● **EXERCISE DIRECTIONS**: Transcribe every entry below word for word, but skip the pictures.

● **ITEMS**:

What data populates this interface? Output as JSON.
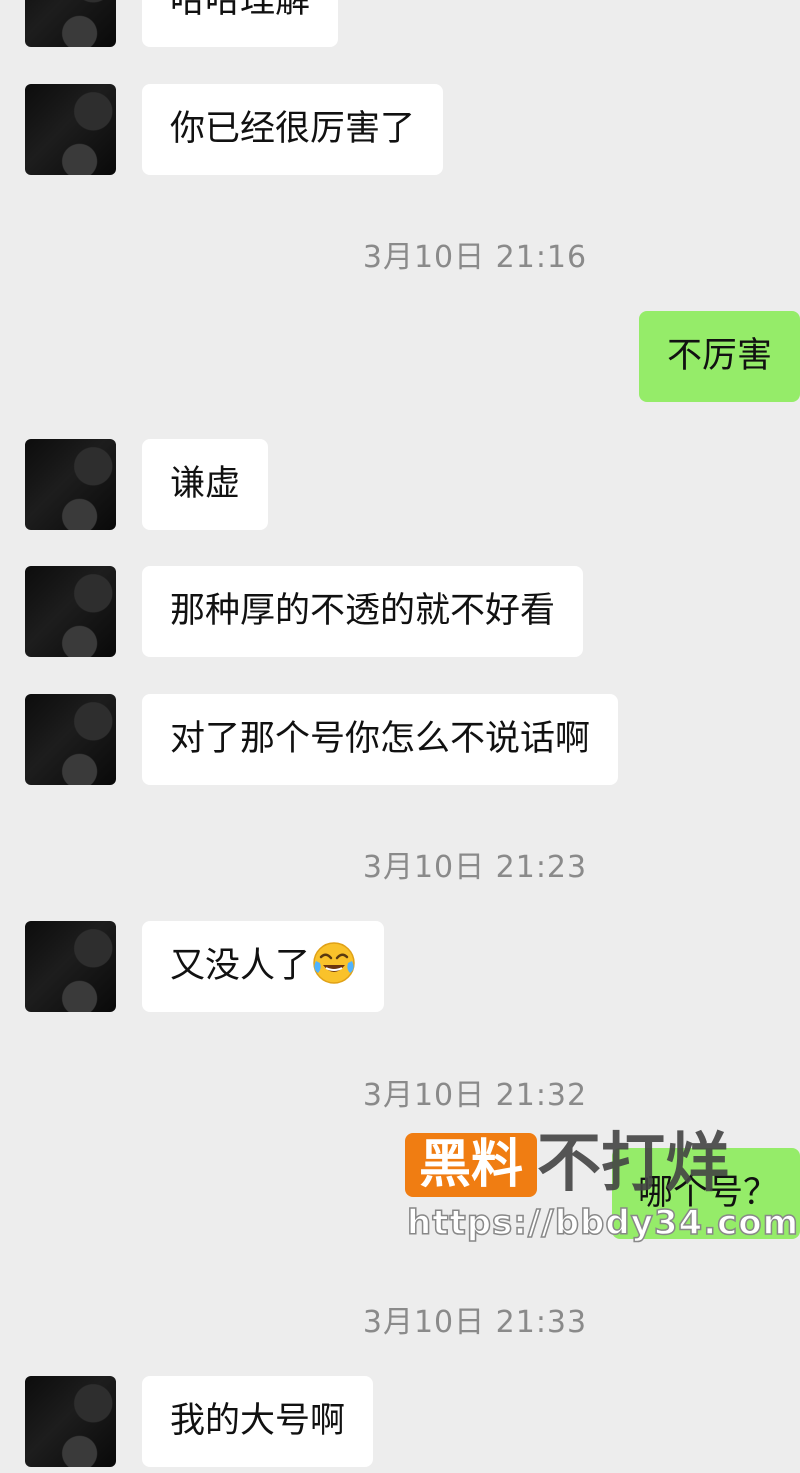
{
  "messages": [
    {
      "side": "left",
      "text": "哈哈理解"
    },
    {
      "side": "left",
      "text": "你已经很厉害了"
    },
    {
      "type": "time",
      "text": "3月10日 21:16"
    },
    {
      "side": "right",
      "text": "不厉害"
    },
    {
      "side": "left",
      "text": "谦虚"
    },
    {
      "side": "left",
      "text": "那种厚的不透的就不好看"
    },
    {
      "side": "left",
      "text": "对了那个号你怎么不说话啊"
    },
    {
      "type": "time",
      "text": "3月10日 21:23"
    },
    {
      "side": "left",
      "text": "又没人了",
      "emoji": "crying-laughing-emoji"
    },
    {
      "type": "time",
      "text": "3月10日 21:32"
    },
    {
      "side": "right",
      "text": "哪个号？"
    },
    {
      "type": "time",
      "text": "3月10日 21:33"
    },
    {
      "side": "left",
      "text": "我的大号啊"
    }
  ],
  "watermark": {
    "badge": "黑料",
    "title": "不打烊",
    "url": "https://bbdy34.com"
  },
  "colors": {
    "background": "#ededed",
    "incoming_bubble": "#ffffff",
    "outgoing_bubble": "#95ec69",
    "timestamp_text": "#8a8a8a",
    "watermark_badge": "#f07d12"
  }
}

● **TASK RESULT**:
What data populates this interface? Output as JSON.
{
  "messages": [
    {
      "side": "left",
      "text": "哈哈理解"
    },
    {
      "side": "left",
      "text": "你已经很厉害了"
    },
    {
      "type": "time",
      "text": "3月10日 21:16"
    },
    {
      "side": "right",
      "text": "不厉害"
    },
    {
      "side": "left",
      "text": "谦虚"
    },
    {
      "side": "left",
      "text": "那种厚的不透的就不好看"
    },
    {
      "side": "left",
      "text": "对了那个号你怎么不说话啊"
    },
    {
      "type": "time",
      "text": "3月10日 21:23"
    },
    {
      "side": "left",
      "text": "又没人了",
      "emoji": "crying-laughing-emoji"
    },
    {
      "type": "time",
      "text": "3月10日 21:32"
    },
    {
      "side": "right",
      "text": "哪个号？"
    },
    {
      "type": "time",
      "text": "3月10日 21:33"
    },
    {
      "side": "left",
      "text": "我的大号啊"
    }
  ],
  "watermark": {
    "badge": "黑料",
    "title": "不打烊",
    "url": "https://bbdy34.com"
  },
  "colors": {
    "background": "#ededed",
    "incoming_bubble": "#ffffff",
    "outgoing_bubble": "#95ec69",
    "timestamp_text": "#8a8a8a",
    "watermark_badge": "#f07d12"
  }
}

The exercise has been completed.